(PROBLEM DETAILS): How many lines of these records hold the string "buildings"? Reply with the number alone.

(DATA SHOWN):
********

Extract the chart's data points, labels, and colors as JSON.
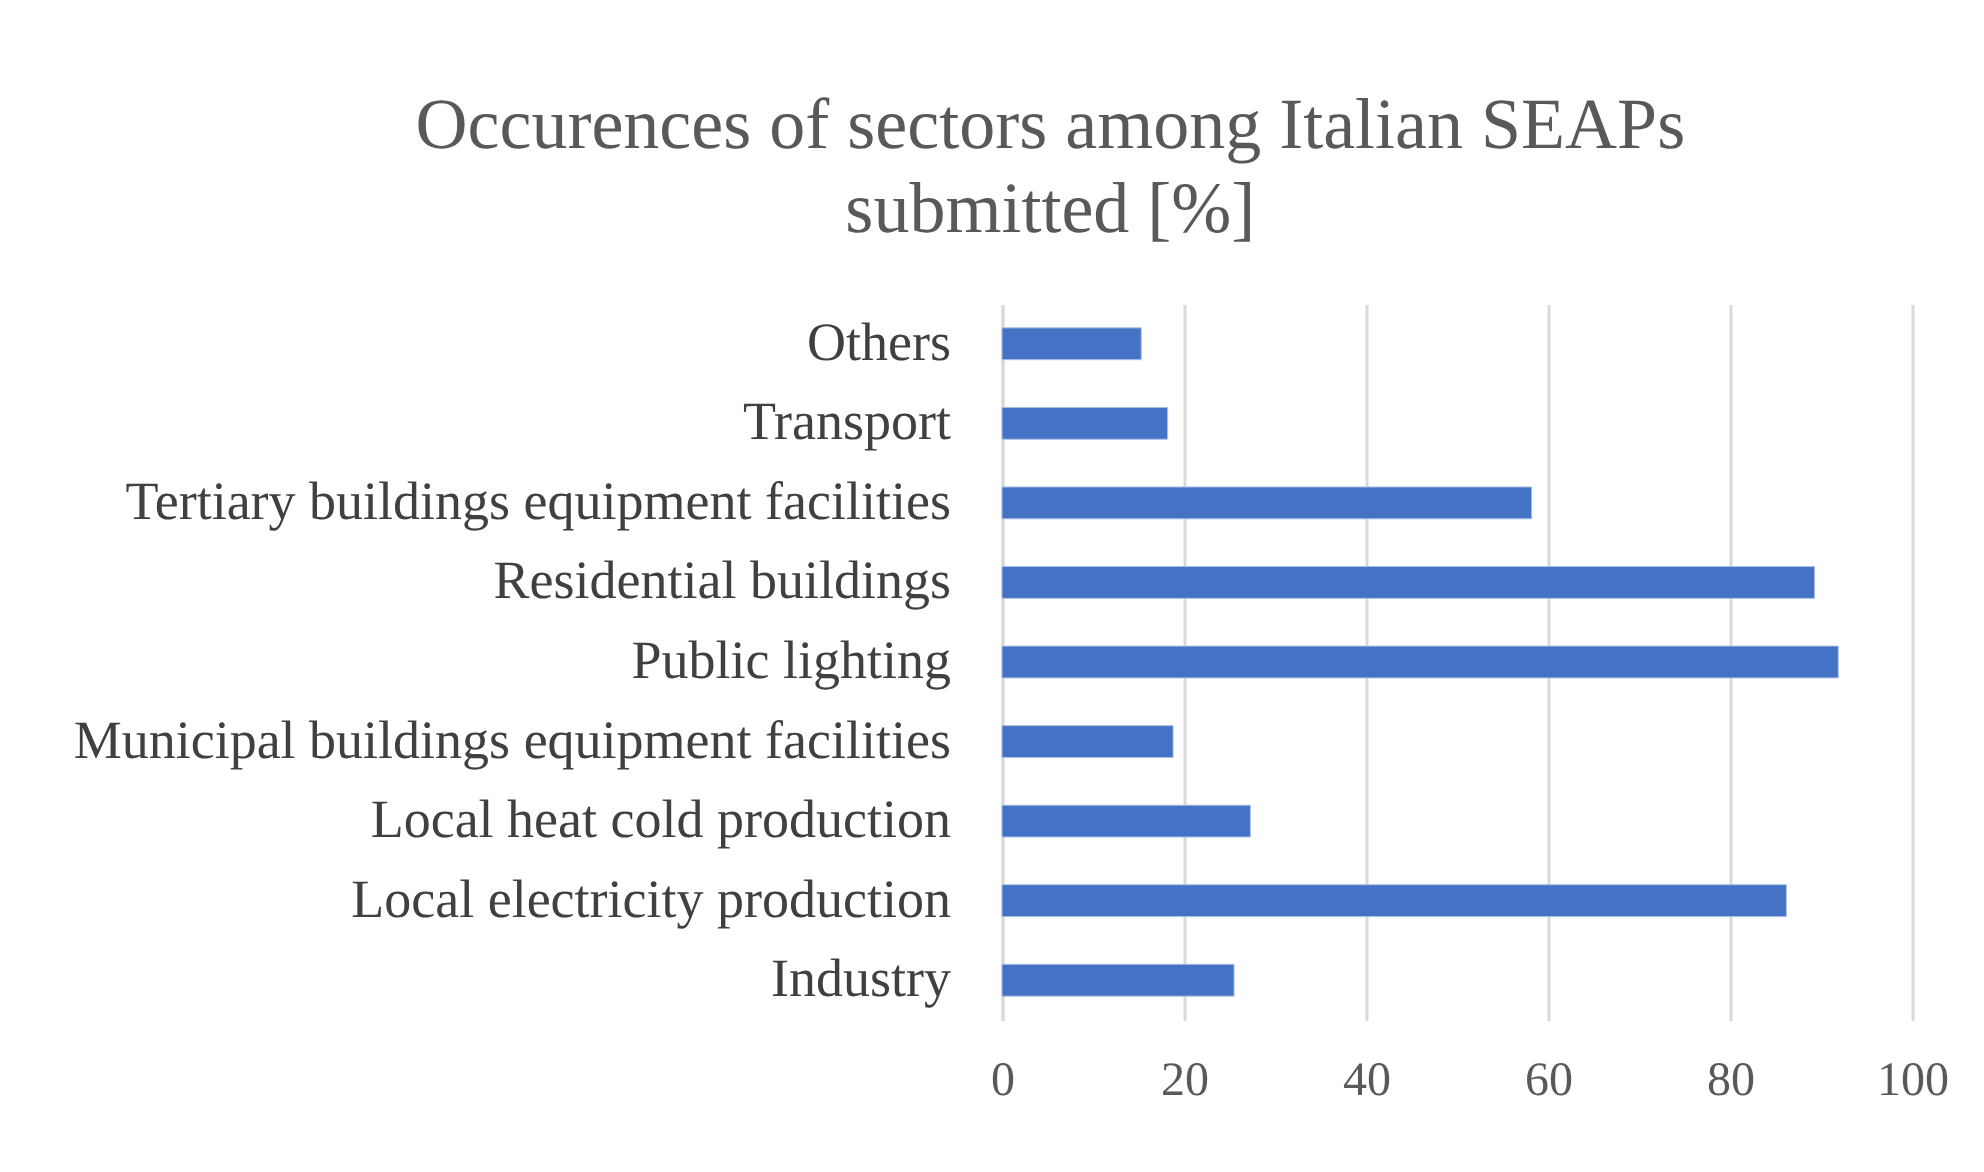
{
  "chart_data": {
    "type": "bar",
    "orientation": "horizontal",
    "title": "Occurences of sectors among Italian SEAPs submitted [%]",
    "categories": [
      "Others",
      "Transport",
      "Tertiary buildings equipment facilities",
      "Residential buildings",
      "Public lighting",
      "Municipal buildings equipment facilities",
      "Local heat cold production",
      "Local electricity production",
      "Industry"
    ],
    "values": [
      15.3,
      18.2,
      58.2,
      89.3,
      91.9,
      18.8,
      27.3,
      86.2,
      25.5
    ],
    "color": "#4472c4",
    "xlim": [
      0,
      100
    ],
    "xticks": [
      0,
      20,
      40,
      60,
      80,
      100
    ],
    "grid": "x"
  }
}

********

(REPLY): 3